• [Stated task]: Copy all lines below containing "eyebrow".

======== Data shown ========

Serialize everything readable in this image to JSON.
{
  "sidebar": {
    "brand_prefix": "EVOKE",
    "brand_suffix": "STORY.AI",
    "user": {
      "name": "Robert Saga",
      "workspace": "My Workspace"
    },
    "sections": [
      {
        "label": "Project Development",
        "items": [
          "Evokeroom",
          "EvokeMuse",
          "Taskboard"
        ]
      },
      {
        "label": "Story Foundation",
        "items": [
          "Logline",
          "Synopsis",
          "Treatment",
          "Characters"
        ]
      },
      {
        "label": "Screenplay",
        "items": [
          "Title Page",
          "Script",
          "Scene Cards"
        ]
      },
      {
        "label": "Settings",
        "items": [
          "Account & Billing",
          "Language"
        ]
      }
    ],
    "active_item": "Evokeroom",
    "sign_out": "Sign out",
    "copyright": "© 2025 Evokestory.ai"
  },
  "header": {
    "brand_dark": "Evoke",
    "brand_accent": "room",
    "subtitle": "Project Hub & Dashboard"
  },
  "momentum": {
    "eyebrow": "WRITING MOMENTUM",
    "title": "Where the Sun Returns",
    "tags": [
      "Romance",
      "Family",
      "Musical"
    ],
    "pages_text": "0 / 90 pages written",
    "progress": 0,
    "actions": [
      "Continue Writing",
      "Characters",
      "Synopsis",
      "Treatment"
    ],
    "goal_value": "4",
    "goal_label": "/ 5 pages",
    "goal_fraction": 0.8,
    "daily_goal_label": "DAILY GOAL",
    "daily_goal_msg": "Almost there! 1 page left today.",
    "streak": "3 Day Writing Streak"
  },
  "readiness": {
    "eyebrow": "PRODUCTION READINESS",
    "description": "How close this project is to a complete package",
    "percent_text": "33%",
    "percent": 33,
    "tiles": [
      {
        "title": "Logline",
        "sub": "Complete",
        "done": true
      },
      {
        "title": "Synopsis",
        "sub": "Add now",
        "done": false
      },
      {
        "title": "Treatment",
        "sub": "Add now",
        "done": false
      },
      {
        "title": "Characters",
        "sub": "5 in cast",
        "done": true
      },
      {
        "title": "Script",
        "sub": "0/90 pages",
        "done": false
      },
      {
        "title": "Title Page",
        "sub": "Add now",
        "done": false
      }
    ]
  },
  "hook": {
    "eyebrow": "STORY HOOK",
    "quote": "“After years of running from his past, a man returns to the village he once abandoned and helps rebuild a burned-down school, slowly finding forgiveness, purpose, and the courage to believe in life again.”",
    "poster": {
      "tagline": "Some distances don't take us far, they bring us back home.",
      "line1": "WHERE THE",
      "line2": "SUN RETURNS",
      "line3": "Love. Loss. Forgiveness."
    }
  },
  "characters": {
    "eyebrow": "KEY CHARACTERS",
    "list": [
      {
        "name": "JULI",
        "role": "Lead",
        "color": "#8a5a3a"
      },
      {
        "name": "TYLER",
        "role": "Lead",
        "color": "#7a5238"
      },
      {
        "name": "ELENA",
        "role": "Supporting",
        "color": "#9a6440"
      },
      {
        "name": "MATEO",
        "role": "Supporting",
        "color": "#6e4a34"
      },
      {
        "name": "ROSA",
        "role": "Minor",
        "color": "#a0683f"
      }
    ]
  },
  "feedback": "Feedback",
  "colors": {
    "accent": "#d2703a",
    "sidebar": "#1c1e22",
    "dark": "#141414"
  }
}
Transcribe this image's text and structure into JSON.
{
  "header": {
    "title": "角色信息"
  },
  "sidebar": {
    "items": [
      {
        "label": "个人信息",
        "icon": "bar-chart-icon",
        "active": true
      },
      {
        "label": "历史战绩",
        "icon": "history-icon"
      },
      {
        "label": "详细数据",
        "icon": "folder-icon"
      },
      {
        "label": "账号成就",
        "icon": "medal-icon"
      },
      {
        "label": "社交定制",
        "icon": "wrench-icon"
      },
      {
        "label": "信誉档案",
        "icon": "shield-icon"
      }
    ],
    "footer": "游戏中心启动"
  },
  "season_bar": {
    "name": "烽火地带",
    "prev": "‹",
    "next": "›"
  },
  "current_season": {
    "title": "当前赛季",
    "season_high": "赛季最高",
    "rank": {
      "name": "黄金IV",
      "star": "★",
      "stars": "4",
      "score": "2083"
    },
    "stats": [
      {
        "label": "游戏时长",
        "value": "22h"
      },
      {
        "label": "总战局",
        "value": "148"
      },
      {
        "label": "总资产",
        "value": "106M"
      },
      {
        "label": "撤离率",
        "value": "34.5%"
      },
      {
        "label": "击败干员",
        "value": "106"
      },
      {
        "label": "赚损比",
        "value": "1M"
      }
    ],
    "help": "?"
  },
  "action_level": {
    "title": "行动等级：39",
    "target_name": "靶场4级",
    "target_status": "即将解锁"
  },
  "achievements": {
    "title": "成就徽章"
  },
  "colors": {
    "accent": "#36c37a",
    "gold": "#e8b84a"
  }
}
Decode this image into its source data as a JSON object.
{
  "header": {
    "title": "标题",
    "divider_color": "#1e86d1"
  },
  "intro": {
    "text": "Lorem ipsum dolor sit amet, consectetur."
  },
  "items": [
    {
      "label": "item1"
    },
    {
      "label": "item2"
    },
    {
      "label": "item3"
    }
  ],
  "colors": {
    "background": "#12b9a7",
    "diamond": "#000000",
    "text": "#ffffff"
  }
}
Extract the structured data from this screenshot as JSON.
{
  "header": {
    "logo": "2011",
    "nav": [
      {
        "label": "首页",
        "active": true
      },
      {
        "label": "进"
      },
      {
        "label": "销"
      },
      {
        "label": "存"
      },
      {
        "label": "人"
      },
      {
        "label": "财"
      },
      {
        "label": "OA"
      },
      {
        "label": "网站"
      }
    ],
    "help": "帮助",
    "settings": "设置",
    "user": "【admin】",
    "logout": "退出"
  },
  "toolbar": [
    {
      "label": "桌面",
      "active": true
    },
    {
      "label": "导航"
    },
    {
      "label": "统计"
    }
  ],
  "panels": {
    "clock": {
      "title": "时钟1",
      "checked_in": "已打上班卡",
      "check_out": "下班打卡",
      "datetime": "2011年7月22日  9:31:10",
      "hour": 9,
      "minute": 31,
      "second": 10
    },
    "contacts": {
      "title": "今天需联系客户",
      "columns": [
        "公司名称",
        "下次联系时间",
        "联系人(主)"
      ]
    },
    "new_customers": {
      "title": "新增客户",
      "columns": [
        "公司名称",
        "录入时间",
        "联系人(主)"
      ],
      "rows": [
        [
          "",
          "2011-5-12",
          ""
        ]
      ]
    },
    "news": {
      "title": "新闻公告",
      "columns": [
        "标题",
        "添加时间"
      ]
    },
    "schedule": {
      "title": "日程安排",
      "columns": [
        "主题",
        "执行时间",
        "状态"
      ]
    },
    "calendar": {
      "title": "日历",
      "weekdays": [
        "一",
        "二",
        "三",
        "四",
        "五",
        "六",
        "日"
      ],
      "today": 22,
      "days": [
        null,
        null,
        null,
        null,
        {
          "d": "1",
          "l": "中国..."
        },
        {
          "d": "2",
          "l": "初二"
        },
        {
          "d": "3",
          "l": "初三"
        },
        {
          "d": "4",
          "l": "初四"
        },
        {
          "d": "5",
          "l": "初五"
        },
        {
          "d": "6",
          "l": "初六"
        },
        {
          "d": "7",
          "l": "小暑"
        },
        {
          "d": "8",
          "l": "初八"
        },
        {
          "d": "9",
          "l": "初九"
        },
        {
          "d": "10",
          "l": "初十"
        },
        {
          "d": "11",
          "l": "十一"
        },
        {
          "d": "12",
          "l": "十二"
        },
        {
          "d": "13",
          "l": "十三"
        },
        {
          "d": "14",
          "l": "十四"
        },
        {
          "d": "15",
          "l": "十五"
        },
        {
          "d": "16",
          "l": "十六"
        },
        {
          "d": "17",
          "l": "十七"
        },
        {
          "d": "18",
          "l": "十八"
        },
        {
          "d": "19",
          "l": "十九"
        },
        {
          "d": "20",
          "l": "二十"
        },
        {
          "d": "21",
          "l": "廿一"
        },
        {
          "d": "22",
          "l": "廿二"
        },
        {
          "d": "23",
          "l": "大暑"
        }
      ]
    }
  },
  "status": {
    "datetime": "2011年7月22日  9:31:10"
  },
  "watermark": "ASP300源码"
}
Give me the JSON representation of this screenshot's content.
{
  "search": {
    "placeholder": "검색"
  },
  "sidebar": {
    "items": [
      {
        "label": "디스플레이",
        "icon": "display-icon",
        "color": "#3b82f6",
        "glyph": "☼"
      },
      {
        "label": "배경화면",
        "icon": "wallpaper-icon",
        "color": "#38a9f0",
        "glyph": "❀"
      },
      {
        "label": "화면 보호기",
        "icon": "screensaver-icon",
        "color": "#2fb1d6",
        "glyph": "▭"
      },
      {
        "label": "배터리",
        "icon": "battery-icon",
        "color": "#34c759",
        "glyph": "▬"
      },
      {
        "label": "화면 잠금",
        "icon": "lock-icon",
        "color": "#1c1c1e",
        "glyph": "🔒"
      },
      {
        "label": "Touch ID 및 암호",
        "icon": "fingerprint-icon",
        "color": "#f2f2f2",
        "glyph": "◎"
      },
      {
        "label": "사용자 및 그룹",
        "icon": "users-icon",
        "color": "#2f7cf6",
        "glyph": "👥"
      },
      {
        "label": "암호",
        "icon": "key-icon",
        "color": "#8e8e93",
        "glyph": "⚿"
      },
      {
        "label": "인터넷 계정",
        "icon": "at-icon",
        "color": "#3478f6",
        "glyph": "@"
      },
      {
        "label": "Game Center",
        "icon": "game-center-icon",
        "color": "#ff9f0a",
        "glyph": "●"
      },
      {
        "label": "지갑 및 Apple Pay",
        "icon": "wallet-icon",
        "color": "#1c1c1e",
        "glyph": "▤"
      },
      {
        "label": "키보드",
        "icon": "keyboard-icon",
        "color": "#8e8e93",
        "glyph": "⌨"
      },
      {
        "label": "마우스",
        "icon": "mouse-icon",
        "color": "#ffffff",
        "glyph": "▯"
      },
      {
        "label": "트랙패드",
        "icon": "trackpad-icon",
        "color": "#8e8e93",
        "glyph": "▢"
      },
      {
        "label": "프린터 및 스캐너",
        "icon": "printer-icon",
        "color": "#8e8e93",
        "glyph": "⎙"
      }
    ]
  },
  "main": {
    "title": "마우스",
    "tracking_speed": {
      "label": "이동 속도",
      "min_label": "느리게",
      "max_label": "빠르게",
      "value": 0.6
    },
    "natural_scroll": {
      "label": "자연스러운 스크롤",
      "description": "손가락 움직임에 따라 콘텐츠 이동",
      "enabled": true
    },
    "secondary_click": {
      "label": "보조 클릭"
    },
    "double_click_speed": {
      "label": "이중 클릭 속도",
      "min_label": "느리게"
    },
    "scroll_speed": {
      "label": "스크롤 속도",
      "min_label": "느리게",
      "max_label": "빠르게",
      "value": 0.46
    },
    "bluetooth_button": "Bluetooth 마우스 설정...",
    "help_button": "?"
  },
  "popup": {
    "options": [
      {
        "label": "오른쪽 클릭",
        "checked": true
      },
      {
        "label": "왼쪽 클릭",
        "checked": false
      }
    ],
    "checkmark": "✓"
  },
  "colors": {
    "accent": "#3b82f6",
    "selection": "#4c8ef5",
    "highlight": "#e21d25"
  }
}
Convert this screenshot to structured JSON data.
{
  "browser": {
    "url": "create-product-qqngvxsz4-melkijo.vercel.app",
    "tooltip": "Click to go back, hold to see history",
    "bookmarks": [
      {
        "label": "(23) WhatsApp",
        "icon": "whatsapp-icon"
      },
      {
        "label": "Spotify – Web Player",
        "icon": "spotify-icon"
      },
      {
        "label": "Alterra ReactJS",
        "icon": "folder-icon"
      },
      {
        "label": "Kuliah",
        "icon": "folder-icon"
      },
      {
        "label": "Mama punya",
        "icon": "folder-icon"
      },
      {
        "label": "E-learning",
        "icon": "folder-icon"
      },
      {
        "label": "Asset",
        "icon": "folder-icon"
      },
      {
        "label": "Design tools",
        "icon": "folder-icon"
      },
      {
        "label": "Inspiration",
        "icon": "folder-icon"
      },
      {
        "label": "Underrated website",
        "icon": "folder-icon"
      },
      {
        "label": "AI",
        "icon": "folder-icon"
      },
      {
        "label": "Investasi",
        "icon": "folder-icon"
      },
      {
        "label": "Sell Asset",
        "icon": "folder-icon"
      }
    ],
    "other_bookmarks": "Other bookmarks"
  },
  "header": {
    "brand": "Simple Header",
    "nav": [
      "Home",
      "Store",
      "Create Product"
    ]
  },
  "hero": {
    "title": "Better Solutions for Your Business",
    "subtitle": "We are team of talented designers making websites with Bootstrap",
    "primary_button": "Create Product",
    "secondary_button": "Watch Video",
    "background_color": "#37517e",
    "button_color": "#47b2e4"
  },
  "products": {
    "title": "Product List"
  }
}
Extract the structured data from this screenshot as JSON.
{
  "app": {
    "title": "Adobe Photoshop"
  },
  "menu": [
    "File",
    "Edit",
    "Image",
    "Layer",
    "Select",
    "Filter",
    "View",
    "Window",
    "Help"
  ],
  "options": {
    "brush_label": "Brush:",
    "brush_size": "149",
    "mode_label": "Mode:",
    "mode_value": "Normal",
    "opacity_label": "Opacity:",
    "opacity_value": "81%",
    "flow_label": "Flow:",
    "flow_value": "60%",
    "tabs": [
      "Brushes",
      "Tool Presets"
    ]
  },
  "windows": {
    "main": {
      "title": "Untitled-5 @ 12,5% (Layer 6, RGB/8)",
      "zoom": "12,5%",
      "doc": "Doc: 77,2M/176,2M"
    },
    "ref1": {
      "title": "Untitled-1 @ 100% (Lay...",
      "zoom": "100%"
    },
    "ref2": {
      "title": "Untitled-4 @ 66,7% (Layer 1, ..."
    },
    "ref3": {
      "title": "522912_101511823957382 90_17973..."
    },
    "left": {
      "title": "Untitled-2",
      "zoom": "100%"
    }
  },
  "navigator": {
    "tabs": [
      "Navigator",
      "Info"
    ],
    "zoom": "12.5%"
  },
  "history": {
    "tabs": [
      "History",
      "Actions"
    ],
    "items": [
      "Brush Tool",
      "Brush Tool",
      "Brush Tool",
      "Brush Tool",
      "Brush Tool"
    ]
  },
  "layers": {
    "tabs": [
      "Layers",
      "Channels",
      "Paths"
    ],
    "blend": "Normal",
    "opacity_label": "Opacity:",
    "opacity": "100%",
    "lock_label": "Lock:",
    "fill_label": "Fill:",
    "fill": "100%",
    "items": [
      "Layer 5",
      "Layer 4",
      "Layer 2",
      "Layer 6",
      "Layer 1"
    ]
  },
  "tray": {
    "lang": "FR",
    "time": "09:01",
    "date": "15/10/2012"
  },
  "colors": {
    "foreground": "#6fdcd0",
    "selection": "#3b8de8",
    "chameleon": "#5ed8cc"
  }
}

========

• [Response to the task]:
    "eyebrow": "WRITING MOMENTUM",
    "eyebrow": "PRODUCTION READINESS",
    "eyebrow": "STORY HOOK",
    "eyebrow": "KEY CHARACTERS",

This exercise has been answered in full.